## Selected passage
* * * *

Lately I have been thinking about risk in the context of information security and the healthcare industry. I have written an article that you can find here about using risk management to help healthcare organizations manage their information security, privacy and compliance programs more effectively and efficiently. For the most part using risk to manage information security is new territory for the healthcare industry. Yet it has been common practice in the financial services sector for more than ten years. Why it that the case?
In the late 90’s financial services companies in New York, London and Tokyo went through a dramatic change in the way they managed their information security programs. Risk management took over as (and remains today) the dominant paradigm for running an information security program and enabling business in the financial services sector.
Why did that happen? Well, the financial services world is about transactions. By the late 90’s the infrastructure of the internet had evolved to the point where financial transactions were realistic and could done reliably on a scalable basis. The requirements for enabling electronic transactions were (are) as follows:
• Non-reputable communications between two parties, each of whom can verify the time, value and content integrity of the message.

* * * *

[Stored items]
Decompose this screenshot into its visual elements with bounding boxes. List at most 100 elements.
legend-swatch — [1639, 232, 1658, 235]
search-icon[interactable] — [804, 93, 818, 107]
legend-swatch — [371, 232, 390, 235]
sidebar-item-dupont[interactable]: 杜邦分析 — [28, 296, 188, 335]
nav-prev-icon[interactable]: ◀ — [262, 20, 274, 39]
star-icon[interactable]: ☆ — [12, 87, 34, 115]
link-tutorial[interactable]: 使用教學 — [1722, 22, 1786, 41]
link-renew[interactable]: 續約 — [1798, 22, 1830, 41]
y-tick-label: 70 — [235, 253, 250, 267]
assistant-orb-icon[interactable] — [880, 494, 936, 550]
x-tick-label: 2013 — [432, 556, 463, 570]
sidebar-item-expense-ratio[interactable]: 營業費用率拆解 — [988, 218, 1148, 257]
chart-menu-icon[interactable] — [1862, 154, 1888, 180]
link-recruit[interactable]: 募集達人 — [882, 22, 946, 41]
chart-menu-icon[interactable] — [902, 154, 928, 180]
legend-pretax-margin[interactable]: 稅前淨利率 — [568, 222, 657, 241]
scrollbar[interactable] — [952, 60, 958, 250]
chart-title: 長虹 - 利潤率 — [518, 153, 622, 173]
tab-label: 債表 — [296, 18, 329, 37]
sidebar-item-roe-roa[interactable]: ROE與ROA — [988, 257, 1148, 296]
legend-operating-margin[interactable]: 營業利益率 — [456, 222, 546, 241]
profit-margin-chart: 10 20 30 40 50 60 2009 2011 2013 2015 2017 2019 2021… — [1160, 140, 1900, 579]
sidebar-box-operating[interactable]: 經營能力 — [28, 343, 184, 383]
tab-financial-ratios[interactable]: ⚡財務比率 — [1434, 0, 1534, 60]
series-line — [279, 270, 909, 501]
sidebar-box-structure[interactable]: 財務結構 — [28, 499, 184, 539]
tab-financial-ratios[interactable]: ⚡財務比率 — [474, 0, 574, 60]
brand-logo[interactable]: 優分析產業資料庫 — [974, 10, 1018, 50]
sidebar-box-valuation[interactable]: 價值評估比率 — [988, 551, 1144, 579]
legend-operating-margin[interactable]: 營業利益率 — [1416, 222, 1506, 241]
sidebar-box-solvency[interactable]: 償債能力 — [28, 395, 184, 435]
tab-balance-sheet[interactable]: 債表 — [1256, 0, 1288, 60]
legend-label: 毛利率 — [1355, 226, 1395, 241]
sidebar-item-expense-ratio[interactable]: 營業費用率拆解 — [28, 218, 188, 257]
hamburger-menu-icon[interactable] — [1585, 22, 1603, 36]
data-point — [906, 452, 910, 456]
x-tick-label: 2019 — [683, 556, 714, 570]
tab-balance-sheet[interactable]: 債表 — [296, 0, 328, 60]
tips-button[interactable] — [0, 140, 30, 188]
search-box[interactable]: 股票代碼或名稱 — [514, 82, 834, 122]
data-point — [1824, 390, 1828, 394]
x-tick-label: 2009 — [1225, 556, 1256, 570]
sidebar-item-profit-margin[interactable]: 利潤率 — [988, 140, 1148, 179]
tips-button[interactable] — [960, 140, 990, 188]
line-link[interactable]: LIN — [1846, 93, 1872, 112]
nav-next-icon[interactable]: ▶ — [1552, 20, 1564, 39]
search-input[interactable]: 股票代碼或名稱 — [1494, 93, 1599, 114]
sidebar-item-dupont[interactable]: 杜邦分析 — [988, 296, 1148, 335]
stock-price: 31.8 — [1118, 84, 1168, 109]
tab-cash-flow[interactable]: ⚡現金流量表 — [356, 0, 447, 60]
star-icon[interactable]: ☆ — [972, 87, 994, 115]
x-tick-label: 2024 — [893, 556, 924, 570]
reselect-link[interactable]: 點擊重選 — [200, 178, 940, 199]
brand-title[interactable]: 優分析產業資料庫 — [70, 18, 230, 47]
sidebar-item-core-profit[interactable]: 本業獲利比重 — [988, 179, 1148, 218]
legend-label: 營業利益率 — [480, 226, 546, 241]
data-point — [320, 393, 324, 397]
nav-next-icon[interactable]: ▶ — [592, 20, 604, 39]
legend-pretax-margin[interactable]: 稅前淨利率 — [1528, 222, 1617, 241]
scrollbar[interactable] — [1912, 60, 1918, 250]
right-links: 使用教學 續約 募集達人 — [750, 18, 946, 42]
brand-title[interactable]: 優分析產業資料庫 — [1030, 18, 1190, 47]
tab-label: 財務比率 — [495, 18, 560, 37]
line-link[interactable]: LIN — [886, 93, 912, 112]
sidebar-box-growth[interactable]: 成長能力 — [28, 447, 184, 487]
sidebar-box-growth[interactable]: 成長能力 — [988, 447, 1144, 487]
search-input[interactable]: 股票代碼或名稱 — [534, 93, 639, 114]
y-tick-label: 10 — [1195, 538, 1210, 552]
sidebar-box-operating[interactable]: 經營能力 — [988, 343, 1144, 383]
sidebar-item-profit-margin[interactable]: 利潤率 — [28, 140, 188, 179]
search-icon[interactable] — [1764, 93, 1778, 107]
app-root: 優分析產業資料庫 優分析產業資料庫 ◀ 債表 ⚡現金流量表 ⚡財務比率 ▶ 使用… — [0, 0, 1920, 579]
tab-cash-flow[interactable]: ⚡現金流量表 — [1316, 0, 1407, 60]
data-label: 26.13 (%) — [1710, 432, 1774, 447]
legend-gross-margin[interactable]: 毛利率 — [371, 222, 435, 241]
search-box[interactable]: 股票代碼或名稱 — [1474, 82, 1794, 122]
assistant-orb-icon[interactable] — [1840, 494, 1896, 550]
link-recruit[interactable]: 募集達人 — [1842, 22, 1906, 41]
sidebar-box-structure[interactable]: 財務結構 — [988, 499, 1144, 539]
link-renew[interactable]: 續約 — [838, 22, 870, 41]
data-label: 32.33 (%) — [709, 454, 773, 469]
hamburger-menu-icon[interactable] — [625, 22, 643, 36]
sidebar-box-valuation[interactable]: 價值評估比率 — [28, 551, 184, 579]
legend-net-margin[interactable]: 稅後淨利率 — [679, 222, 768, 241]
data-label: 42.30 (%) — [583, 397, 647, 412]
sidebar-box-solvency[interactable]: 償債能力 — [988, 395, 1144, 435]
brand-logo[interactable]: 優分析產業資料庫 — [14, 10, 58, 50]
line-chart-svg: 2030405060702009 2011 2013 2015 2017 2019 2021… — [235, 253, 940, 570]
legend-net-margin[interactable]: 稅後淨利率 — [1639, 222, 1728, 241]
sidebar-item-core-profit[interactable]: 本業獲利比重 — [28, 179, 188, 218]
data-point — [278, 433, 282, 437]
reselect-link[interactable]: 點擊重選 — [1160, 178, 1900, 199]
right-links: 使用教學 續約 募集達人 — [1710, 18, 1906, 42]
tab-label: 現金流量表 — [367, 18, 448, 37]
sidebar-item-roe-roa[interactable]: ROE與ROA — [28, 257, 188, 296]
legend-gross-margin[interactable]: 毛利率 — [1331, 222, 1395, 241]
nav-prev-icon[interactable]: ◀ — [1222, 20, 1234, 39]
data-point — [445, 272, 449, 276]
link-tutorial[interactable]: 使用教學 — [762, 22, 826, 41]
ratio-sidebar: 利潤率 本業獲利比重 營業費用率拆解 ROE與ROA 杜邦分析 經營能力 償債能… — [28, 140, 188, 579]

* * * *

## Task
Write the next part of the piece on risk management in information security, picking up right after the bullet that begins "Non-reputable communications between two parties."

## Result
• Counterparty authenticity
• High availability
All of these requirements are information security issues. So information security became a competitive differentiator. A major element of winning in the financial service market was managing information security in the most effective and efficient manner. Risk management is the way to do that.
The financial services sector was a natural place for adoption. First, financial institutions are risk-intermediation businesses; as the most sophisticated of them came to realize, the ability to describe, price, and manage risk should be among their core competencies. Second, this sector is rich in data, and thus the raw fuel for risk analysis already exists. Third, and perhaps most important, they are typically highly leveraged and are monitored by regulators who, concerned about the potential impact of failures, pushed for improved risk management. So risk management was and is at the core of the business and the extension of processes and methods to information security was evolutionary rather than revolutionary.
I don’t think the same severe pressures on information security that exist in the financial services industry are present in healthcare. However, by making poor decisions around information security, privacy and compliance organizations can destroy patient trust, increase costs, damage brand and create major liability. I think healthcare IT leaders need to borrow the financial services information security playbook and aggressively adopt risk management.